**Short problem**
Turn the items below into a Markdown table with two columns, Row and Text: put a row number in Row and one line in Text, and leave out any blank lines.

**Dataset extract**
* * *

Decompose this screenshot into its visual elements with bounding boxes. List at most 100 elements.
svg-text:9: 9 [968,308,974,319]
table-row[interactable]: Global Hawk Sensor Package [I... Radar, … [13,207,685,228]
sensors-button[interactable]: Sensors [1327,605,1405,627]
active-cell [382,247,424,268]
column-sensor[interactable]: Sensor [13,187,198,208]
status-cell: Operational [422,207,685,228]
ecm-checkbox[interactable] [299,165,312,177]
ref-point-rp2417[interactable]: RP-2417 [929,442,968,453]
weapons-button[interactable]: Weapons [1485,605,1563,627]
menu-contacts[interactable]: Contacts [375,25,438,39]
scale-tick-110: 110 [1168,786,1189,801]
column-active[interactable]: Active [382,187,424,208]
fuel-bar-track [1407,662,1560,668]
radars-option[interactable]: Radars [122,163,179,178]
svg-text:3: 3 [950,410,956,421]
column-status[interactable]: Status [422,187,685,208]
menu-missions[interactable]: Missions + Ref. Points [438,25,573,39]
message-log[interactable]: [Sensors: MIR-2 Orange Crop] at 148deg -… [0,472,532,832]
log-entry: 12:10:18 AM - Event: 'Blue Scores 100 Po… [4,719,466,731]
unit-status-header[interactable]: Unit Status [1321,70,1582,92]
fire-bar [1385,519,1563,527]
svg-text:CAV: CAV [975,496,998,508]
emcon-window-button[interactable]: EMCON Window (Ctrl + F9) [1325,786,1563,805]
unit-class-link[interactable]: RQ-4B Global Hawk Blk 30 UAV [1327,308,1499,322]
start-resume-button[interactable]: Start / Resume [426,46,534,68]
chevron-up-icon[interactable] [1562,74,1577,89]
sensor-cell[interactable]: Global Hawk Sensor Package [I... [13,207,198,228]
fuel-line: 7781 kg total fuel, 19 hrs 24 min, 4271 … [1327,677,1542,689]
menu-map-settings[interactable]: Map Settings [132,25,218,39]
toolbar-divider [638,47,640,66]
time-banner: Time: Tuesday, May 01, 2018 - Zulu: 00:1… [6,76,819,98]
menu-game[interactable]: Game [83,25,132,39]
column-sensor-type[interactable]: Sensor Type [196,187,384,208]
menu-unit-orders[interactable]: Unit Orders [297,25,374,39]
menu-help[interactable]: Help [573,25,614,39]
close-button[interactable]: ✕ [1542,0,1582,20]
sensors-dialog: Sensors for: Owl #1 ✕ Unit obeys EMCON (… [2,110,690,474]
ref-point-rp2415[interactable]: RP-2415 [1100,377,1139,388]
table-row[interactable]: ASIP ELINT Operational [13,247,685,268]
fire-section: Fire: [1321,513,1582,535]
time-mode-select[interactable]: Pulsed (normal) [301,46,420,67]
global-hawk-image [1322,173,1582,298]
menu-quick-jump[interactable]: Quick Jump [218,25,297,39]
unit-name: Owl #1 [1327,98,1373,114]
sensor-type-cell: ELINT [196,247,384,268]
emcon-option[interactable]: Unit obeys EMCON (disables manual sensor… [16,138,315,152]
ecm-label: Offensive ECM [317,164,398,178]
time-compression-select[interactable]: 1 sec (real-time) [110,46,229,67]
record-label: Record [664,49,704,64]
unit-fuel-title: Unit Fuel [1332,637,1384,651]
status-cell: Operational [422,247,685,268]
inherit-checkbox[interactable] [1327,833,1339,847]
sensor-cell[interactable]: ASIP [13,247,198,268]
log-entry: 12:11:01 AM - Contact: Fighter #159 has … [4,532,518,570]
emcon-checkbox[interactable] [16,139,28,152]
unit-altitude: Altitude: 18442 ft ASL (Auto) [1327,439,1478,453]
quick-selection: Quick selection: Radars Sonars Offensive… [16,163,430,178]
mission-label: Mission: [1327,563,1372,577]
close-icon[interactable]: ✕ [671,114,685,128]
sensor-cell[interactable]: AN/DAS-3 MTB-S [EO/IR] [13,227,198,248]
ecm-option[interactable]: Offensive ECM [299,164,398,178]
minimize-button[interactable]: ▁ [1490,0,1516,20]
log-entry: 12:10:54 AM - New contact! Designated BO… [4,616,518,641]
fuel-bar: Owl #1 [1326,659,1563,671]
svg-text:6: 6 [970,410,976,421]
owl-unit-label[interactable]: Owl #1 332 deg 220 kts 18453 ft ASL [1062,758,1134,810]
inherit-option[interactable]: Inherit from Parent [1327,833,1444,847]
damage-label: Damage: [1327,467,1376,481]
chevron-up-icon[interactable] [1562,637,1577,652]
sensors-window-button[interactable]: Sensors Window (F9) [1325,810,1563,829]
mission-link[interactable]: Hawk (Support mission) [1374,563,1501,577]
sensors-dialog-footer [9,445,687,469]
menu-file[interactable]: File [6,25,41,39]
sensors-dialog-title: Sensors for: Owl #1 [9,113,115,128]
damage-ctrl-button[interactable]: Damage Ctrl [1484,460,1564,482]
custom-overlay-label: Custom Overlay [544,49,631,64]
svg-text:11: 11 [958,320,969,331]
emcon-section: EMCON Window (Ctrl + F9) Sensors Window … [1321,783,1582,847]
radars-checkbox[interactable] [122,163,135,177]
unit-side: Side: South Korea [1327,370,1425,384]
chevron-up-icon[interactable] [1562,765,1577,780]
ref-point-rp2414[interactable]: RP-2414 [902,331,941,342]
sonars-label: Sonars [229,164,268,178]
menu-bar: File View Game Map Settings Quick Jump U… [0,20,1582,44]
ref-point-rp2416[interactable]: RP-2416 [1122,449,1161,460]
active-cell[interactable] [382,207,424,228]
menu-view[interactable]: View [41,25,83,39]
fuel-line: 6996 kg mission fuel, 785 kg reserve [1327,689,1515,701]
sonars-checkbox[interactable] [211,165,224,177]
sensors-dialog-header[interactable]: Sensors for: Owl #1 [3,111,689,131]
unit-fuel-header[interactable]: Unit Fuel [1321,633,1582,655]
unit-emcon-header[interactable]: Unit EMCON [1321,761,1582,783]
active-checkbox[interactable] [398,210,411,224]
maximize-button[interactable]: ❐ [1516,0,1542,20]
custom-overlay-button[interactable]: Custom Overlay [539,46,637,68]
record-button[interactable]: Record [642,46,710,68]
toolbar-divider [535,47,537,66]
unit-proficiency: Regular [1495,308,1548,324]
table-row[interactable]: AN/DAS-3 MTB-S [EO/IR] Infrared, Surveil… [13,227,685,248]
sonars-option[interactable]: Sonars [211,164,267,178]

* * *

**Finished answer**
| Row | Text |
|---|---|
| 1 | Decompose this screenshot into its visual elements with bounding boxes. List at most 100 elements. |
| 2 | svg-text:9: 9 [968,308,974,319] |
| 3 | table-row[interactable]: Global Hawk Sensor Package [I... Radar, … [13,207,685,228] |
| 4 | sensors-button[interactable]: Sensors [1327,605,1405,627] |
| 5 | active-cell [382,247,424,268] |
| 6 | column-sensor[interactable]: Sensor [13,187,198,208] |
| 7 | status-cell: Operational [422,207,685,228] |
| 8 | ecm-checkbox[interactable] [299,165,312,177] |
| 9 | ref-point-rp2417[interactable]: RP-2417 [929,442,968,453] |
| 10 | weapons-button[interactable]: Weapons [1485,605,1563,627] |
| 11 | menu-contacts[interactable]: Contacts [375,25,438,39] |
| 12 | scale-tick-110: 110 [1168,786,1189,801] |
| 13 | column-active[interactable]: Active [382,187,424,208] |
| 14 | fuel-bar-track [1407,662,1560,668] |
| 15 | radars-option[interactable]: Radars [122,163,179,178] |
| 16 | svg-text:3: 3 [950,410,956,421] |
| 17 | column-status[interactable]: Status [422,187,685,208] |
| 18 | menu-missions[interactable]: Missions + Ref. Points [438,25,573,39] |
| 19 | message-log[interactable]: [Sensors: MIR-2 Orange Crop] at 148deg -… [0,472,532,832] |
| 20 | log-entry: 12:10:18 AM - Event: 'Blue Scores 100 Po… [4,719,466,731] |
| 21 | unit-status-header[interactable]: Unit Status [1321,70,1582,92] |
| 22 | fire-bar [1385,519,1563,527] |
| 23 | svg-text:CAV: CAV [975,496,998,508] |
| 24 | emcon-window-button[interactable]: EMCON Window (Ctrl + F9) [1325,786,1563,805] |
| 25 | unit-class-link[interactable]: RQ-4B Global Hawk Blk 30 UAV [1327,308,1499,322] |
| 26 | start-resume-button[interactable]: Start / Resume [426,46,534,68] |
| 27 | chevron-up-icon[interactable] [1562,74,1577,89] |
| 28 | sensor-cell[interactable]: Global Hawk Sensor Package [I... [13,207,198,228] |
| 29 | fuel-line: 7781 kg total fuel, 19 hrs 24 min, 4271 … [1327,677,1542,689] |
| 30 | menu-map-settings[interactable]: Map Settings [132,25,218,39] |
| 31 | toolbar-divider [638,47,640,66] |
| 32 | time-banner: Time: Tuesday, May 01, 2018 - Zulu: 00:1… [6,76,819,98] |
| 33 | menu-game[interactable]: Game [83,25,132,39] |
| 34 | column-sensor-type[interactable]: Sensor Type [196,187,384,208] |
| 35 | menu-unit-orders[interactable]: Unit Orders [297,25,374,39] |
| 36 | menu-help[interactable]: Help [573,25,614,39] |
| 37 | close-button[interactable]: ✕ [1542,0,1582,20] |
| 38 | sensors-dialog: Sensors for: Owl #1 ✕ Unit obeys EMCON (… [2,110,690,474] |
| 39 | ref-point-rp2415[interactable]: RP-2415 [1100,377,1139,388] |
| 40 | table-row[interactable]: ASIP ELINT Operational [13,247,685,268] |
| 41 | fire-section: Fire: [1321,513,1582,535] |
| 42 | time-mode-select[interactable]: Pulsed (normal) [301,46,420,67] |
| 43 | global-hawk-image [1322,173,1582,298] |
| 44 | menu-quick-jump[interactable]: Quick Jump [218,25,297,39] |
| 45 | unit-name: Owl #1 [1327,98,1373,114] |
| 46 | sensor-type-cell: ELINT [196,247,384,268] |
| 47 | emcon-option[interactable]: Unit obeys EMCON (disables manual sensor… [16,138,315,152] |
| 48 | ecm-label: Offensive ECM [317,164,398,178] |
| 49 | time-compression-select[interactable]: 1 sec (real-time) [110,46,229,67] |
| 50 | record-label: Record [664,49,704,64] |
| 51 | unit-fuel-title: Unit Fuel [1332,637,1384,651] |
| 52 | status-cell: Operational [422,247,685,268] |
| 53 | inherit-checkbox[interactable] [1327,833,1339,847] |
| 54 | sensor-cell[interactable]: ASIP [13,247,198,268] |
| 55 | log-entry: 12:11:01 AM - Contact: Fighter #159 has … [4,532,518,570] |
| 56 | emcon-checkbox[interactable] [16,139,28,152] |
| 57 | unit-altitude: Altitude: 18442 ft ASL (Auto) [1327,439,1478,453] |
| 58 | quick-selection: Quick selection: Radars Sonars Offensive… [16,163,430,178] |
| 59 | mission-label: Mission: [1327,563,1372,577] |
| 60 | close-icon[interactable]: ✕ [671,114,685,128] |
| 61 | sensor-cell[interactable]: AN/DAS-3 MTB-S [EO/IR] [13,227,198,248] |
| 62 | ecm-option[interactable]: Offensive ECM [299,164,398,178] |
| 63 | minimize-button[interactable]: ▁ [1490,0,1516,20] |
| 64 | log-entry: 12:10:54 AM - New contact! Designated BO… [4,616,518,641] |
| 65 | fuel-bar: Owl #1 [1326,659,1563,671] |
| 66 | svg-text:6: 6 [970,410,976,421] |
| 67 | owl-unit-label[interactable]: Owl #1 332 deg 220 kts 18453 ft ASL [1062,758,1134,810] |
| 68 | inherit-option[interactable]: Inherit from Parent [1327,833,1444,847] |
| 69 | damage-label: Damage: [1327,467,1376,481] |
| 70 | chevron-up-icon[interactable] [1562,637,1577,652] |
| 71 | sensors-window-button[interactable]: Sensors Window (F9) [1325,810,1563,829] |
| 72 | mission-link[interactable]: Hawk (Support mission) [1374,563,1501,577] |
| 73 | sensors-dialog-footer [9,445,687,469] |
| 74 | menu-file[interactable]: File [6,25,41,39] |
| 75 | sensors-dialog-title: Sensors for: Owl #1 [9,113,115,128] |
| 76 | damage-ctrl-button[interactable]: Damage Ctrl [1484,460,1564,482] |
| 77 | custom-overlay-label: Custom Overlay [544,49,631,64] |
| 78 | svg-text:11: 11 [958,320,969,331] |
| 79 | emcon-section: EMCON Window (Ctrl + F9) Sensors Window … [1321,783,1582,847] |
| 80 | radars-checkbox[interactable] [122,163,135,177] |
| 81 | unit-side: Side: South Korea [1327,370,1425,384] |
| 82 | chevron-up-icon[interactable] [1562,765,1577,780] |
| 83 | ref-point-rp2414[interactable]: RP-2414 [902,331,941,342] |
| 84 | sonars-label: Sonars [229,164,268,178] |
| 85 | menu-bar: File View Game Map Settings Quick Jump U… [0,20,1582,44] |
| 86 | ref-point-rp2416[interactable]: RP-2416 [1122,449,1161,460] |
| 87 | active-cell[interactable] [382,207,424,228] |
| 88 | menu-view[interactable]: View [41,25,83,39] |
| 89 | fuel-line: 6996 kg mission fuel, 785 kg reserve [1327,689,1515,701] |
| 90 | sonars-checkbox[interactable] [211,165,224,177] |
| 91 | sensors-dialog-header[interactable]: Sensors for: Owl #1 [3,111,689,131] |
| 92 | unit-fuel-header[interactable]: Unit Fuel [1321,633,1582,655] |
| 93 | unit-emcon-header[interactable]: Unit EMCON [1321,761,1582,783] |
| 94 | active-checkbox[interactable] [398,210,411,224] |
| 95 | maximize-button[interactable]: ❐ [1516,0,1542,20] |
| 96 | custom-overlay-button[interactable]: Custom Overlay [539,46,637,68] |
| 97 | record-button[interactable]: Record [642,46,710,68] |
| 98 | toolbar-divider [535,47,537,66] |
| 99 | unit-proficiency: Regular [1495,308,1548,324] |
| 100 | table-row[interactable]: AN/DAS-3 MTB-S [EO/IR] Infrared, Surveil… [13,227,685,248] |
| 101 | sonars-option[interactable]: Sonars [211,164,267,178] |